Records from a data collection
[start]

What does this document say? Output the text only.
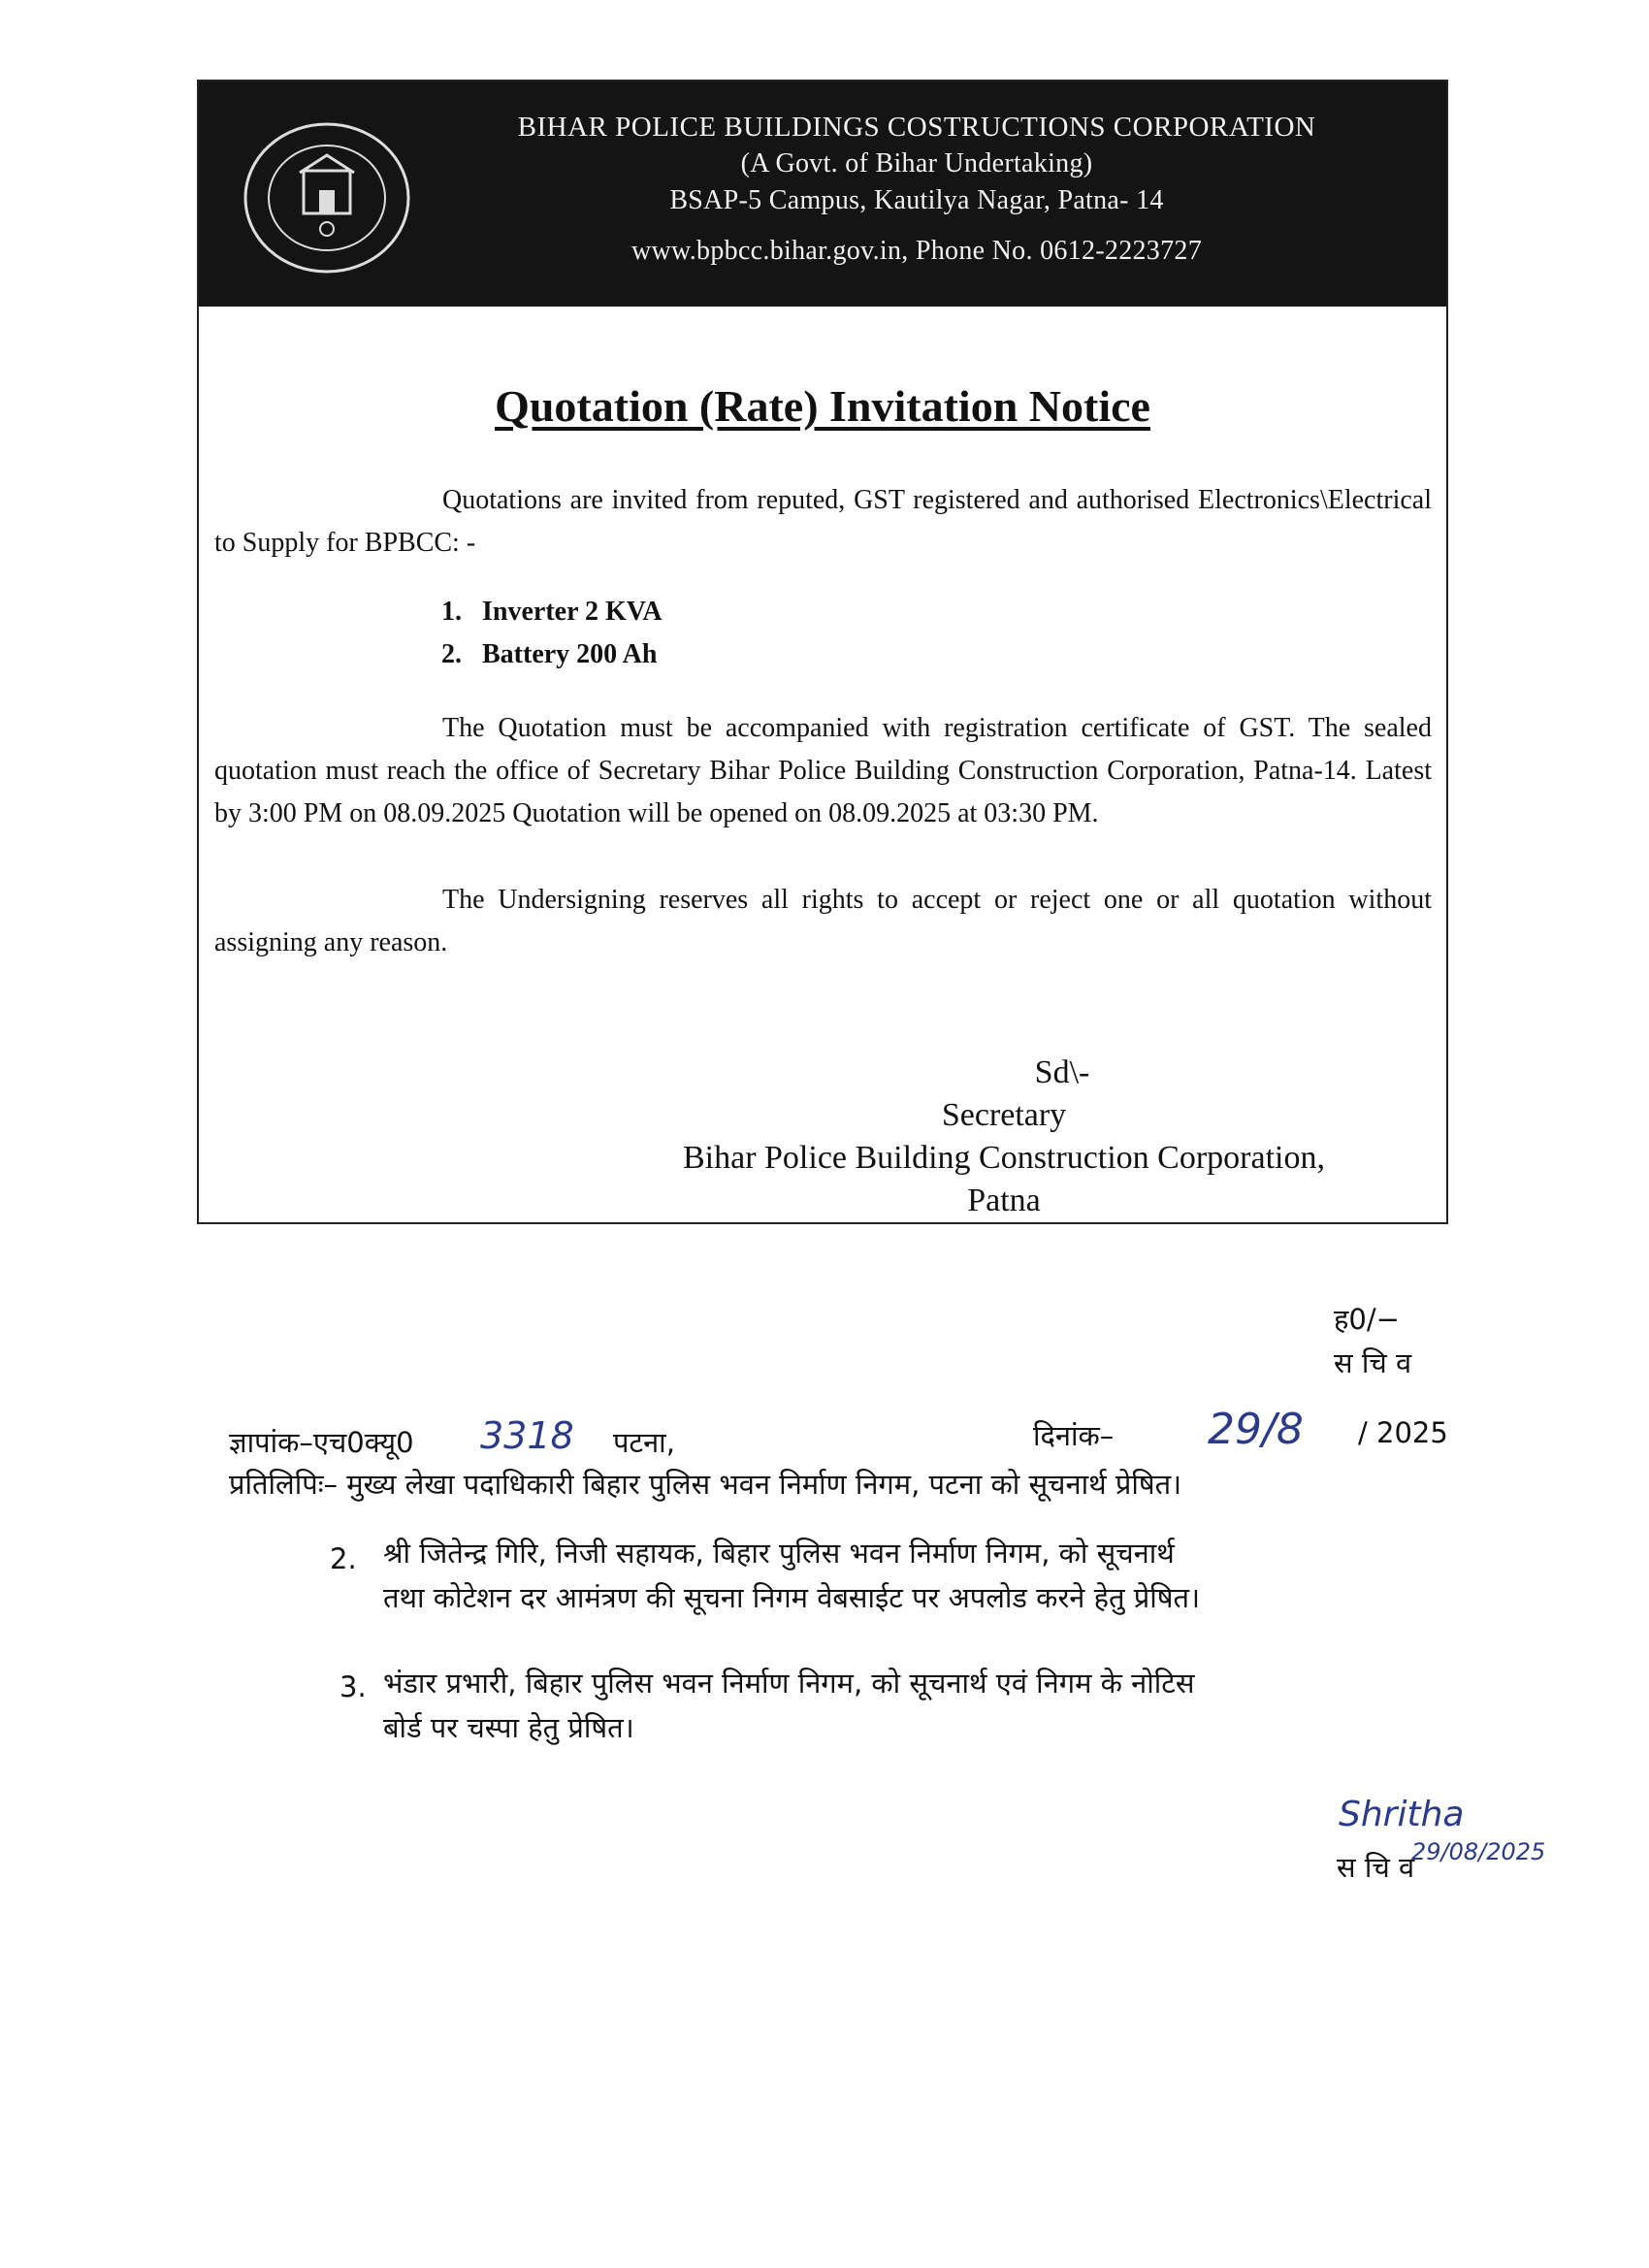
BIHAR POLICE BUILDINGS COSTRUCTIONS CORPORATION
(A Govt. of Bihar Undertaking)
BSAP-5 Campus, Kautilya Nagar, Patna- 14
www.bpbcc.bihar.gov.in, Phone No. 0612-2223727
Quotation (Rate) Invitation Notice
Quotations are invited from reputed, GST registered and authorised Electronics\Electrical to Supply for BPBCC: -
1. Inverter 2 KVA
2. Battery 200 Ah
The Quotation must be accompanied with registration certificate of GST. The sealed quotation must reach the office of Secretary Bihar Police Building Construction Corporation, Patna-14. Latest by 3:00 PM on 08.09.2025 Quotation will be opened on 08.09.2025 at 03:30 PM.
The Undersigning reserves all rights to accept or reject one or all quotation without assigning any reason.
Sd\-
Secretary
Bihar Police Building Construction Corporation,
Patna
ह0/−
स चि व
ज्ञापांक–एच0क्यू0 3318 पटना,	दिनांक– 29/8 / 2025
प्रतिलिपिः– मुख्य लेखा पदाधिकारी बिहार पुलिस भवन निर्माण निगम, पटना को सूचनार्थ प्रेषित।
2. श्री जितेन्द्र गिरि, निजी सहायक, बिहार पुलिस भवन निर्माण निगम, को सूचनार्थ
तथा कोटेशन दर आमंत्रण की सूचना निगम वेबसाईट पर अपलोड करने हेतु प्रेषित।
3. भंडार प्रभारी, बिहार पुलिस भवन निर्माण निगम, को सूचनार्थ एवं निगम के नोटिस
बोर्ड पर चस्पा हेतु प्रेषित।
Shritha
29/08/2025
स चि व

[end]

◆ **EXERCISE INSTRUCTIONS**: Spot every line that holds "Construction" and copy it.

◆ **RESULT**:
The Quotation must be accompanied with registration certificate of GST. The sealed quotation must reach the office of Secretary Bihar Police Building Construction Corporation, Patna-14. Latest by 3:00 PM on 08.09.2025 Quotation will be opened on 08.09.2025 at 03:30 PM.
Bihar Police Building Construction Corporation,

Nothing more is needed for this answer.